Records from a collection
****
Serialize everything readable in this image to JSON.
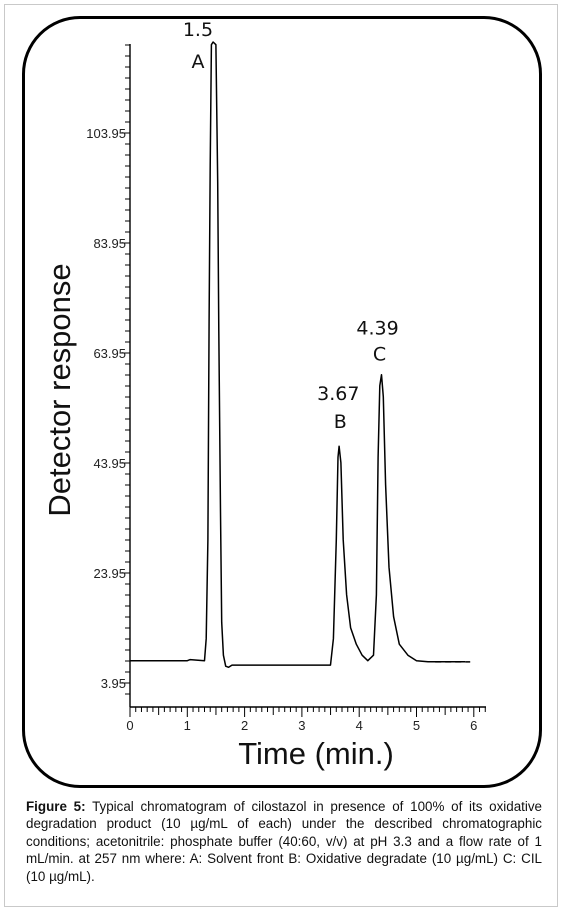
{
  "chart_data": {
    "type": "line",
    "title": "",
    "xlabel": "Time (min.)",
    "ylabel": "Detector response",
    "xlim": [
      0,
      6.2
    ],
    "ylim": [
      0,
      121
    ],
    "x_ticks": [
      "0",
      "1",
      "2",
      "3",
      "4",
      "5",
      "6"
    ],
    "y_ticks": [
      "3.95",
      "23.95",
      "43.95",
      "63.95",
      "83.95",
      "103.95"
    ],
    "grid": false,
    "series": [
      {
        "x": [
          0,
          1.0,
          1.05,
          1.3,
          1.33,
          1.36,
          1.38,
          1.4,
          1.42,
          1.45,
          1.5,
          1.53,
          1.55,
          1.58,
          1.6,
          1.63,
          1.67,
          1.72,
          1.78,
          1.85,
          2.0,
          3.5,
          3.55,
          3.6,
          3.63,
          3.65,
          3.68,
          3.72,
          3.78,
          3.85,
          3.95,
          4.05,
          4.15,
          4.25,
          4.3,
          4.33,
          4.36,
          4.39,
          4.42,
          4.46,
          4.52,
          4.6,
          4.7,
          4.85,
          5.0,
          5.2,
          5.4,
          5.6,
          5.85
        ],
        "y": [
          8.0,
          8.0,
          8.2,
          8.0,
          12.0,
          30.0,
          70.0,
          98.0,
          120.0,
          120.5,
          120.0,
          95.0,
          68.0,
          35.0,
          15.0,
          9.0,
          7.0,
          6.8,
          7.2,
          7.2,
          7.2,
          7.2,
          12.0,
          30.0,
          45.0,
          47.0,
          44.0,
          30.0,
          20.0,
          14.0,
          11.0,
          9.0,
          8.0,
          9.0,
          20.0,
          45.0,
          58.0,
          60.0,
          56.0,
          40.0,
          25.0,
          16.0,
          11.0,
          9.0,
          8.0,
          7.8,
          7.8,
          7.8,
          7.8
        ]
      }
    ],
    "annotations": [
      {
        "time": "1.5",
        "label": "A",
        "x": 1.5,
        "y": 120.5
      },
      {
        "time": "3.67",
        "label": "B",
        "x": 3.67,
        "y": 47.0
      },
      {
        "time": "4.39",
        "label": "C",
        "x": 4.39,
        "y": 60.0
      }
    ]
  },
  "caption": {
    "label": "Figure 5:",
    "text": "Typical chromatogram of cilostazol in presence of 100% of its oxidative degradation product (10 µg/mL of each) under the described chromatographic conditions; acetonitrile: phosphate buffer (40:60, v/v) at pH 3.3 and a flow rate of 1 mL/min. at 257 nm where: A: Solvent front B: Oxidative degradate (10 µg/mL) C: CIL (10 µg/mL)."
  }
}
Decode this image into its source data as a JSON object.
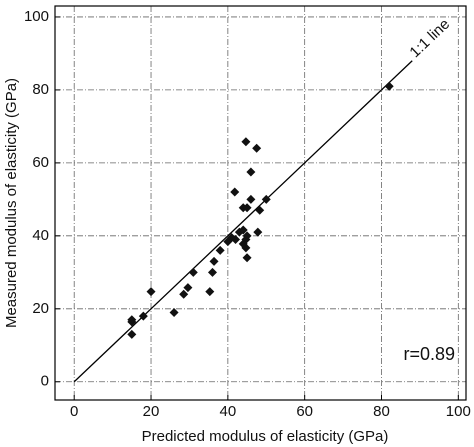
{
  "chart_data": {
    "type": "scatter",
    "xlabel": "Predicted modulus of elasticity (GPa)",
    "ylabel": "Measured modulus of elasticity (GPa)",
    "x": [
      15,
      15,
      15,
      18,
      20,
      26,
      28.5,
      29.6,
      31,
      35.3,
      36,
      36.4,
      38,
      40,
      41,
      42,
      41.8,
      44,
      45,
      44.7,
      46,
      47.5,
      46,
      48.3,
      50,
      47.8,
      43,
      44,
      44.7,
      44.7,
      45,
      44,
      45,
      82
    ],
    "y": [
      13,
      16.4,
      17,
      18,
      24.7,
      19,
      24,
      25.8,
      30,
      24.7,
      30,
      33,
      36,
      38.4,
      39.5,
      39,
      52,
      47.7,
      47.7,
      65.8,
      57.5,
      64,
      50,
      47,
      50,
      41,
      41,
      41.6,
      39,
      36.7,
      34,
      37.8,
      40,
      81
    ],
    "color": "#111111",
    "xlim": [
      -5,
      102
    ],
    "ylim": [
      -5,
      103
    ],
    "xticks": [
      0,
      20,
      40,
      60,
      80,
      100
    ],
    "yticks": [
      0,
      20,
      40,
      60,
      80,
      100
    ],
    "grid": true,
    "reference_line": {
      "label": "1:1 line",
      "x": [
        0,
        88
      ],
      "y": [
        0,
        88
      ]
    },
    "annotation": "r=0.89"
  }
}
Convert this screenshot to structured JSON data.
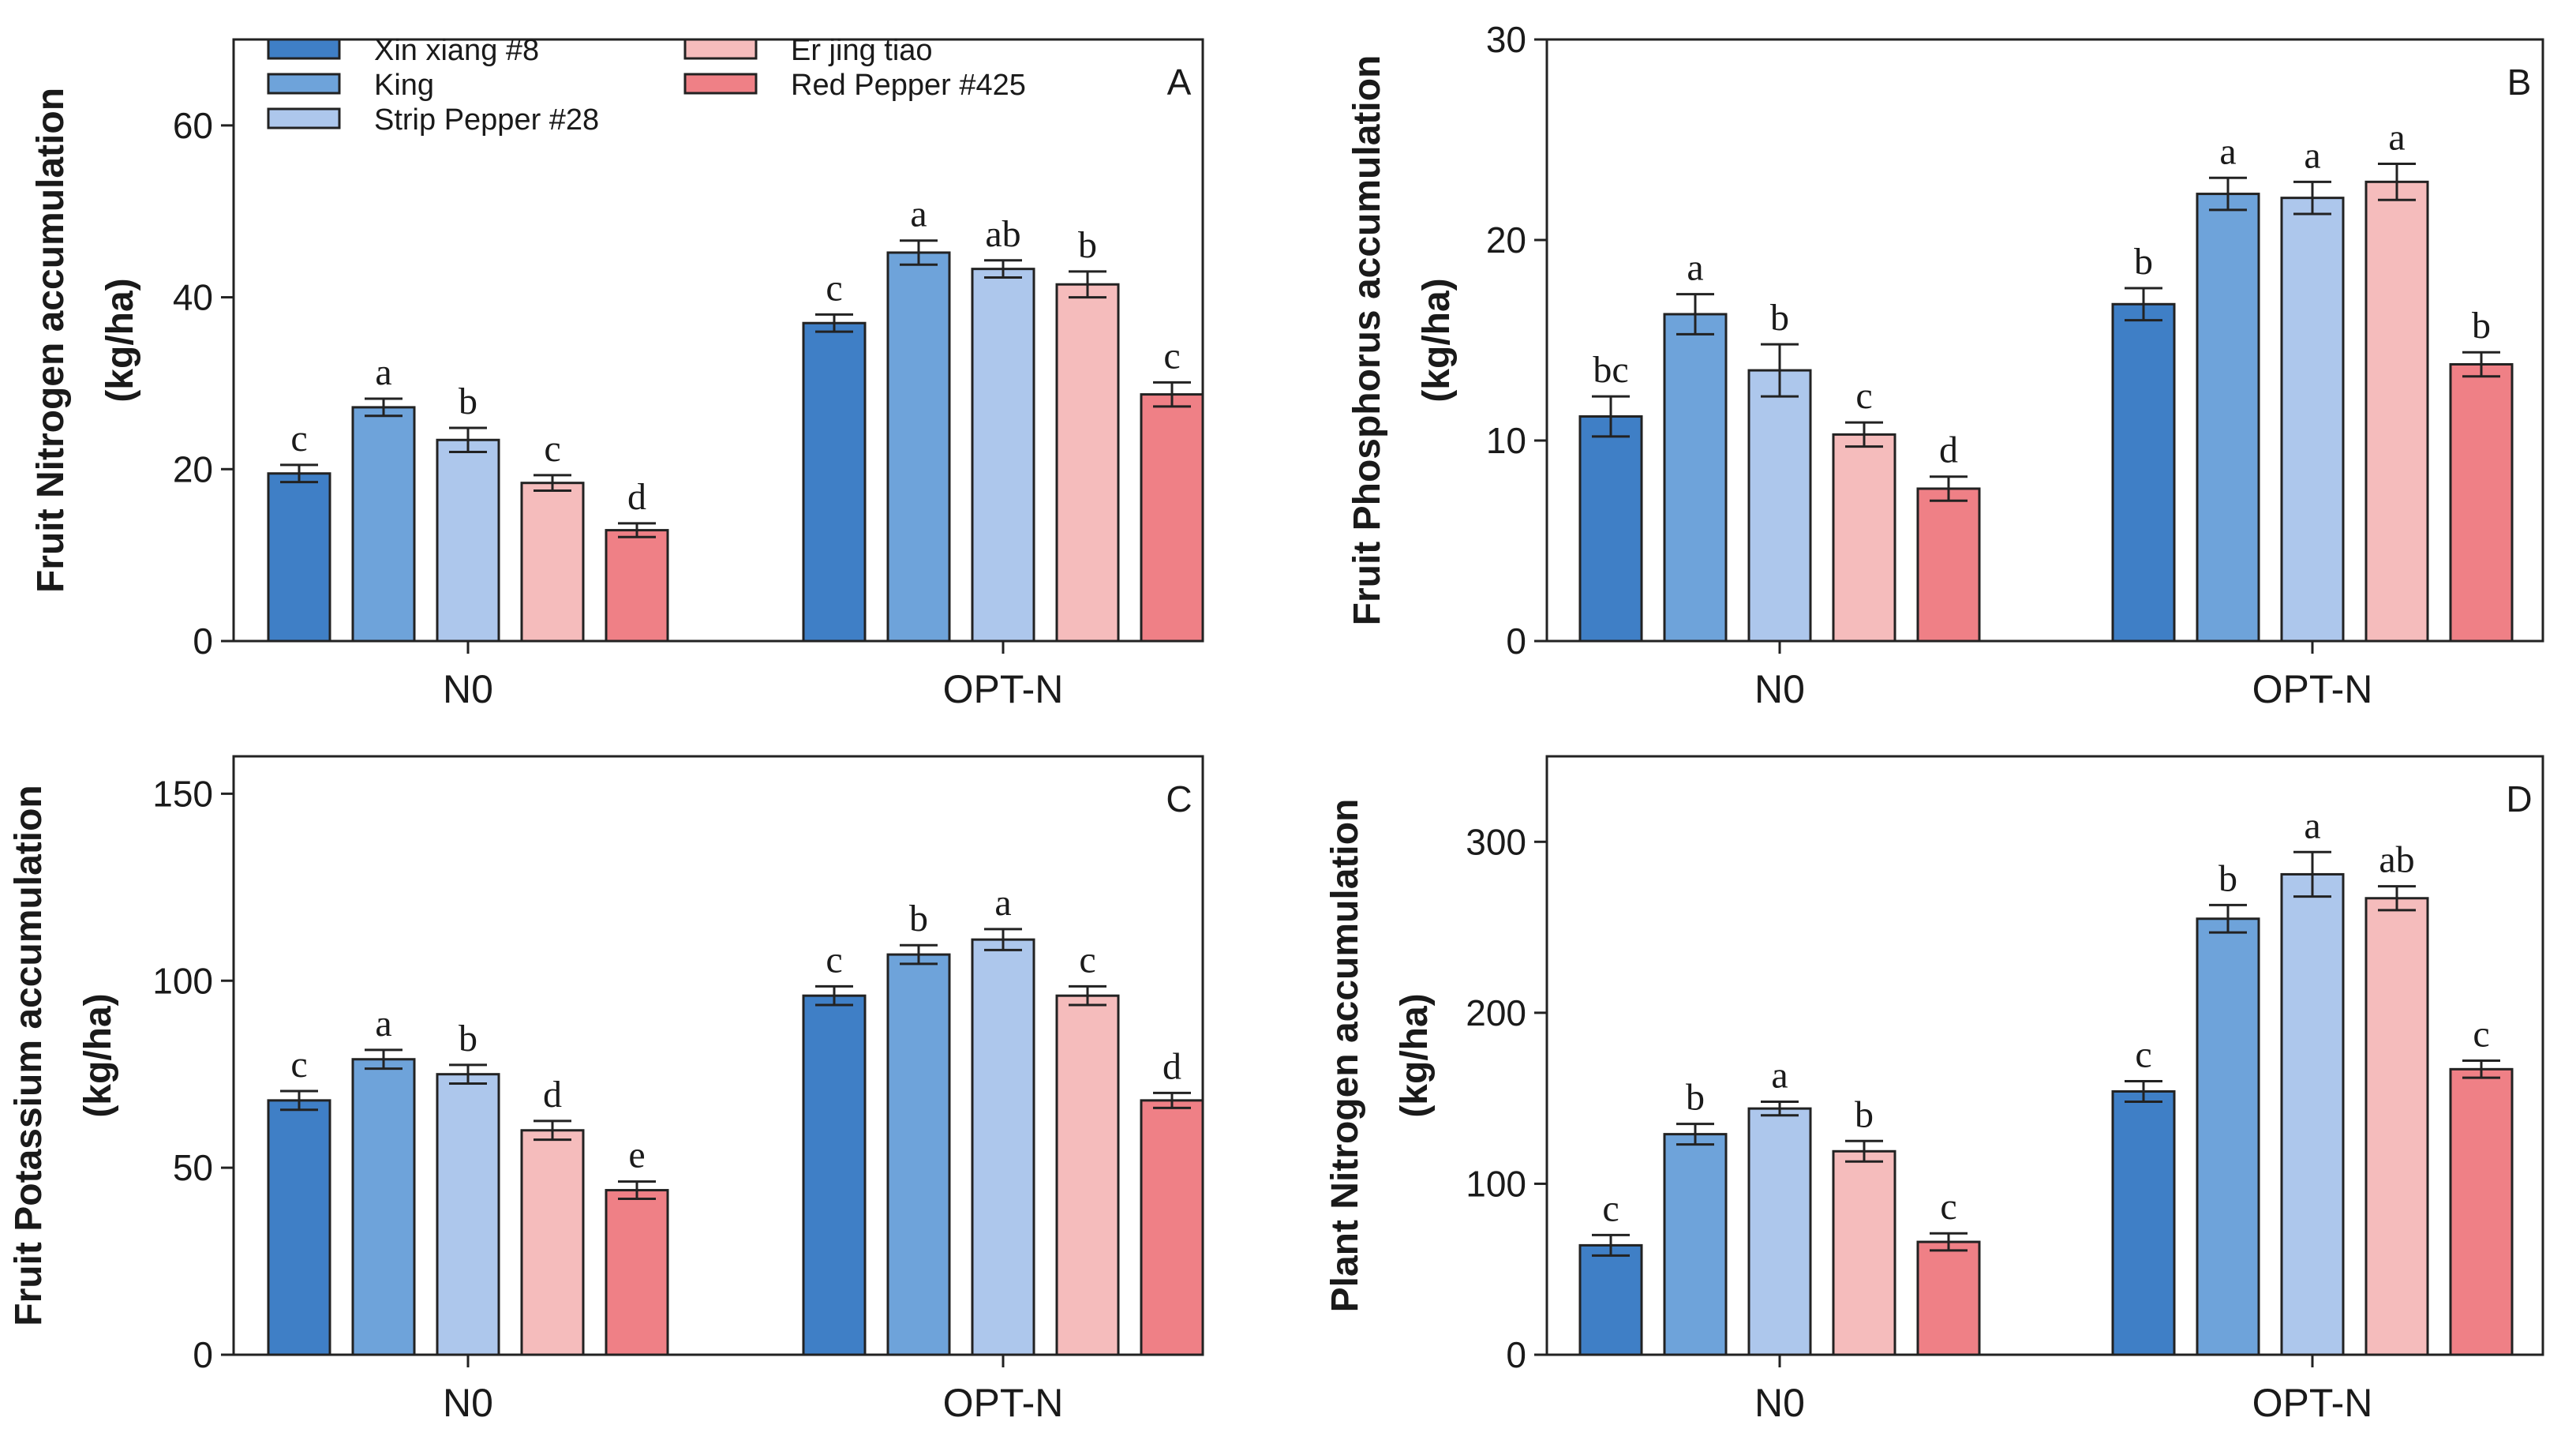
****
Work to do:
Show every line from the entries above in which "modulus" appears.

Written answer:
    "xlabel": "Predicted modulus of elasticity (GPa)",
    "ylabel": "Measured modulus of elasticity (GPa)",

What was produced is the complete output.